— BEGIN EXERCISE MATERIALS —

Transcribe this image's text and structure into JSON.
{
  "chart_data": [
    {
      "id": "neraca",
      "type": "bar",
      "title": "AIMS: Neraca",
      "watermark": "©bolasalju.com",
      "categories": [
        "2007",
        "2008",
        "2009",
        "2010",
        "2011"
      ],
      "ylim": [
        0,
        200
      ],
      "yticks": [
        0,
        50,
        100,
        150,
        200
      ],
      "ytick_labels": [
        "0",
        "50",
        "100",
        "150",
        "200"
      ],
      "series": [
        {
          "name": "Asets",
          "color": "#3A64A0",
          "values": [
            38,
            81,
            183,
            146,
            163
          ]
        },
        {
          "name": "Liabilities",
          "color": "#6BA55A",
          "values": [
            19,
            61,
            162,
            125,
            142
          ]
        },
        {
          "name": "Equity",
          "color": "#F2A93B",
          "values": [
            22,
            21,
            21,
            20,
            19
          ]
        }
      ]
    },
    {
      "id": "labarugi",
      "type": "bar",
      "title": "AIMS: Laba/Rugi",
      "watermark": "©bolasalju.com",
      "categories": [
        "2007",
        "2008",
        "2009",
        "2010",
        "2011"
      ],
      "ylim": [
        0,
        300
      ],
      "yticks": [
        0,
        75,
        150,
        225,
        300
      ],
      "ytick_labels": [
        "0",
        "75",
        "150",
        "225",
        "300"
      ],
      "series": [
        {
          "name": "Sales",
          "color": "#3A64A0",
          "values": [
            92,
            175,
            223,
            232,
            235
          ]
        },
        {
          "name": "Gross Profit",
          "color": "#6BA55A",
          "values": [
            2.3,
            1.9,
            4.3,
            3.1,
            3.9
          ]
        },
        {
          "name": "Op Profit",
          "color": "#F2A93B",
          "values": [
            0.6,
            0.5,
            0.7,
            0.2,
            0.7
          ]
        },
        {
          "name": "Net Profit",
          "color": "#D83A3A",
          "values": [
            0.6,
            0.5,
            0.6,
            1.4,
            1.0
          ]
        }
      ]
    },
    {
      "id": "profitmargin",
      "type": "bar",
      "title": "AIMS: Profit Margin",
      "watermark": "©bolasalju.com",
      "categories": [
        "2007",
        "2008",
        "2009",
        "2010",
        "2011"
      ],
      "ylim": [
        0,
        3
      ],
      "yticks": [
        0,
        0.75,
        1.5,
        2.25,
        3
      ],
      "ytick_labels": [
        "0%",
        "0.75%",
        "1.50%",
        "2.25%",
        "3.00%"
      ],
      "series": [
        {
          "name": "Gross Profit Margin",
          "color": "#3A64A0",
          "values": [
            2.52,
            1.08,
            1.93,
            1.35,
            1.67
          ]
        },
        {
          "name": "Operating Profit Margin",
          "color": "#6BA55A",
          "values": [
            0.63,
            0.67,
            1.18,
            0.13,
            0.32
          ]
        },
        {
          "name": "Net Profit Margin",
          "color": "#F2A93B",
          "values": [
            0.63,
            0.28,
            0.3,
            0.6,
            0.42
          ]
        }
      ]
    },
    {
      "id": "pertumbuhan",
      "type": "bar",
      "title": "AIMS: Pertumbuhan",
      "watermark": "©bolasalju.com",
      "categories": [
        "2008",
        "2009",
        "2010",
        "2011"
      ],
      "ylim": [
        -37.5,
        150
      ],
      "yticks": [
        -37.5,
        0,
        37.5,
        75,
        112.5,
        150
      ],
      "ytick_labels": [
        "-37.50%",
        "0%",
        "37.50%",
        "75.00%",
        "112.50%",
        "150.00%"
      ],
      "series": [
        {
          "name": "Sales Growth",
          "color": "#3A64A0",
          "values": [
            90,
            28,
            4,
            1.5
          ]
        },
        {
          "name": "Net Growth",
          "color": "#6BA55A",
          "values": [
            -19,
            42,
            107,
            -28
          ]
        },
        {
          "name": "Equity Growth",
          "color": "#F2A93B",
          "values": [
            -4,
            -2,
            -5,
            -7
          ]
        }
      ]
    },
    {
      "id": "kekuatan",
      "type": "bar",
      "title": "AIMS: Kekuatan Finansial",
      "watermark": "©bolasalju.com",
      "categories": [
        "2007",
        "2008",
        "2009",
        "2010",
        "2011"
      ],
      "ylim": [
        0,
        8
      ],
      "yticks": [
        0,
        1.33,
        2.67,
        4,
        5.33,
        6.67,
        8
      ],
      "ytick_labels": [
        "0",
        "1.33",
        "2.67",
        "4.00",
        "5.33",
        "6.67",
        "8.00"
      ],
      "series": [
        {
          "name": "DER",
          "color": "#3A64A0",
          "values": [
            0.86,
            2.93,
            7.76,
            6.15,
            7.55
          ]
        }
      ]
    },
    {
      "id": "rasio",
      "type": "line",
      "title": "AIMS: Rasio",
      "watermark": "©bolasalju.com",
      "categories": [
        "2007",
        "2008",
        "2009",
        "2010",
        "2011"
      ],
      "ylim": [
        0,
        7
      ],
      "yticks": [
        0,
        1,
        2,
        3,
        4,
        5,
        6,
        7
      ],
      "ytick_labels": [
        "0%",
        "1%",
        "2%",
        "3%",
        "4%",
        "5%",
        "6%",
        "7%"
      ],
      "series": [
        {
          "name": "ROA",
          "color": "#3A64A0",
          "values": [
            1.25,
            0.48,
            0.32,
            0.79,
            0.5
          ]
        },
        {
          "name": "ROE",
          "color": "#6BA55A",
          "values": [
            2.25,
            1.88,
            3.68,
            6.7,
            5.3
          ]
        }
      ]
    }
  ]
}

— END EXERCISE MATERIALS —

# [WRITTEN REQUEST]
Show every line from the listing above in which the string "Growth" appears.

# [ANSWER BELOW]
          "name": "Sales Growth",
          "name": "Net Growth",
          "name": "Equity Growth",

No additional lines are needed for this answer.